>> Begin DATASET EXCERPTS

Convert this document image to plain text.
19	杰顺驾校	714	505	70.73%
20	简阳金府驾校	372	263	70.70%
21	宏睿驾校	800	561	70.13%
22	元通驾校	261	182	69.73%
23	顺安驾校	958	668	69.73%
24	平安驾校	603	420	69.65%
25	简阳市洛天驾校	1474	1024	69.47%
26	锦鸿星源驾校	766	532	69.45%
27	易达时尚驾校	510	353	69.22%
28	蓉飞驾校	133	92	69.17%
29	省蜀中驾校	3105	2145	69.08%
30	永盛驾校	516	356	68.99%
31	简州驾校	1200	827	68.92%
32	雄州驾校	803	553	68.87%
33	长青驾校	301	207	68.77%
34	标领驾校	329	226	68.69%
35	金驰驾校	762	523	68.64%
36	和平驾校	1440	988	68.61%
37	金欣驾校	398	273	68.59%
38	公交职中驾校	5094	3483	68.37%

>> End DATASET EXCERPTS

• _EXERCISE PROMPT_
Transcribe the material above in its entirety. Match it exactly.

• _TASK OUTPUT_
Convert this document image to plain text.
19	杰顺驾校	714	505	70.73%
20	简阳金府驾校	372	263	70.70%
21	宏睿驾校	800	561	70.13%
22	元通驾校	261	182	69.73%
23	顺安驾校	958	668	69.73%
24	平安驾校	603	420	69.65%
25	简阳市洛天驾校	1474	1024	69.47%
26	锦鸿星源驾校	766	532	69.45%
27	易达时尚驾校	510	353	69.22%
28	蓉飞驾校	133	92	69.17%
29	省蜀中驾校	3105	2145	69.08%
30	永盛驾校	516	356	68.99%
31	简州驾校	1200	827	68.92%
32	雄州驾校	803	553	68.87%
33	长青驾校	301	207	68.77%
34	标领驾校	329	226	68.69%
35	金驰驾校	762	523	68.64%
36	和平驾校	1440	988	68.61%
37	金欣驾校	398	273	68.59%
38	公交职中驾校	5094	3483	68.37%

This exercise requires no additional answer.